Task goal: Copy every line of the entries that includes the word "filter".

Dataset items
==*==
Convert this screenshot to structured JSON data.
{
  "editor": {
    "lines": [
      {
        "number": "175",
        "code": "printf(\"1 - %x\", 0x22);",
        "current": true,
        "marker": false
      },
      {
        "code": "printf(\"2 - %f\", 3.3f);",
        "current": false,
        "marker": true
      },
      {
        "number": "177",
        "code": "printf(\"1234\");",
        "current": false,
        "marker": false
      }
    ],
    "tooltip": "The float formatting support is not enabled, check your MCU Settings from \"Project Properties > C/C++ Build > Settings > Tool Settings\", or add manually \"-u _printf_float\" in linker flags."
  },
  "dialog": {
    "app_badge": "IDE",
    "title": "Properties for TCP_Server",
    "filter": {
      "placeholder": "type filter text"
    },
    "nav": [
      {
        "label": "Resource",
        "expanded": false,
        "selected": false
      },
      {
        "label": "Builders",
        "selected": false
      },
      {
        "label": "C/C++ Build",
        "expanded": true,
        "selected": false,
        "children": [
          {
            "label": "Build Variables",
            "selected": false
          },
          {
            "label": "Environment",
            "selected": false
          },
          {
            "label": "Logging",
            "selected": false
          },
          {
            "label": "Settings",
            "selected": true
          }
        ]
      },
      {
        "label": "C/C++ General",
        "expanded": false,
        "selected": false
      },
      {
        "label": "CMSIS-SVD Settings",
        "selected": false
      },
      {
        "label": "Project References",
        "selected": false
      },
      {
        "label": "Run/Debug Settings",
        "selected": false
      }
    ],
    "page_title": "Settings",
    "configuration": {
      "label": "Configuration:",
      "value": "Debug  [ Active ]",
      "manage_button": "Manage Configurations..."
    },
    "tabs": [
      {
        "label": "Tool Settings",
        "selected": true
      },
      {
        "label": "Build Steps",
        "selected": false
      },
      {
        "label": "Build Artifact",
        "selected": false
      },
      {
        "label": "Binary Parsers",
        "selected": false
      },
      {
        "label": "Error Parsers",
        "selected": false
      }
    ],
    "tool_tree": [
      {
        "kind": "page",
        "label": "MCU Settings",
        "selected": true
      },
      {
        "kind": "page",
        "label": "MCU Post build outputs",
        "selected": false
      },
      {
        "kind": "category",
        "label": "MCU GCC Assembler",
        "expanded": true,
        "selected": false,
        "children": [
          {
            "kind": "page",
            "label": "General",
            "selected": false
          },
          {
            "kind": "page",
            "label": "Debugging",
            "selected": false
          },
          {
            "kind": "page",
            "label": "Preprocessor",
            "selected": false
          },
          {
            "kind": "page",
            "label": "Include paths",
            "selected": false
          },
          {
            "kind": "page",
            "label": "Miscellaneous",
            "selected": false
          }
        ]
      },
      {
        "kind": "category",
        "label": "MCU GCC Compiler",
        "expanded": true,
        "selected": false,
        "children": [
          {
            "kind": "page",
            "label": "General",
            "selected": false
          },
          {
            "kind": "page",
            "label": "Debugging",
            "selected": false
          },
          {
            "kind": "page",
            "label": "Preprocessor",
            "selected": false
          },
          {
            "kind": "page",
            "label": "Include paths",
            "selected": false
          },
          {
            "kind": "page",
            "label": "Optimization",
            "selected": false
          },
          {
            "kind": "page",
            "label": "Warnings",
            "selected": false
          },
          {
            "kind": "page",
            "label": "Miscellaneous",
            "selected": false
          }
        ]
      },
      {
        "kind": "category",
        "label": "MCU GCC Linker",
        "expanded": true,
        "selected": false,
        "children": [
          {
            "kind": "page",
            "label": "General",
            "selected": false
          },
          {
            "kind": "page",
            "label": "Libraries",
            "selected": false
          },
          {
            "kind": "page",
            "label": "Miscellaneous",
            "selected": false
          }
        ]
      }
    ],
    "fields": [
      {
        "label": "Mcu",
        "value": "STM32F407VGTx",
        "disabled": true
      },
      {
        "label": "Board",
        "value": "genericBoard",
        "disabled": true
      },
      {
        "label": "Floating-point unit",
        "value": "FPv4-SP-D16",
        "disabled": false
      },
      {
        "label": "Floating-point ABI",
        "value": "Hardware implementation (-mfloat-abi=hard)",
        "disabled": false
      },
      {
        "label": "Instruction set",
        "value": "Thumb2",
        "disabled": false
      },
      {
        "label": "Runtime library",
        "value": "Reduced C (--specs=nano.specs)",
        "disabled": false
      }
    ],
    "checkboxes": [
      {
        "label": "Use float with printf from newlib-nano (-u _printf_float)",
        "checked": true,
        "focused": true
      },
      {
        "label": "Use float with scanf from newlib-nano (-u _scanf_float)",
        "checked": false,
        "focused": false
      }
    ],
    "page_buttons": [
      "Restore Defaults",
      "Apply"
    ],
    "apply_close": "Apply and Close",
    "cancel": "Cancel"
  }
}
==*==
Task solution:
    "filter": {
      "placeholder": "type filter text"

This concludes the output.